begin

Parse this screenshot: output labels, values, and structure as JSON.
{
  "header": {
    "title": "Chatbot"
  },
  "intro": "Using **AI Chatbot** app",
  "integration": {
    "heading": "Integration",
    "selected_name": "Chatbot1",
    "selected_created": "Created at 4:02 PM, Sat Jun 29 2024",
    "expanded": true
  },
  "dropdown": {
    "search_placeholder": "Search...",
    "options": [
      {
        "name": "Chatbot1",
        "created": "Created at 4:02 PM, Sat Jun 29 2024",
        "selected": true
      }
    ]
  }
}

end

__WHAT THE TASK ASKS__
Send back each record exactly as it stands.

__SOLUTION FOR THIS PROBLEM__
Parse this screenshot: output labels, values, and structure as JSON.
{
  "header": {
    "title": "Chatbot"
  },
  "intro": "Using **AI Chatbot** app",
  "integration": {
    "heading": "Integration",
    "selected_name": "Chatbot1",
    "selected_created": "Created at 4:02 PM, Sat Jun 29 2024",
    "expanded": true
  },
  "dropdown": {
    "search_placeholder": "Search...",
    "options": [
      {
        "name": "Chatbot1",
        "created": "Created at 4:02 PM, Sat Jun 29 2024",
        "selected": true
      }
    ]
  }
}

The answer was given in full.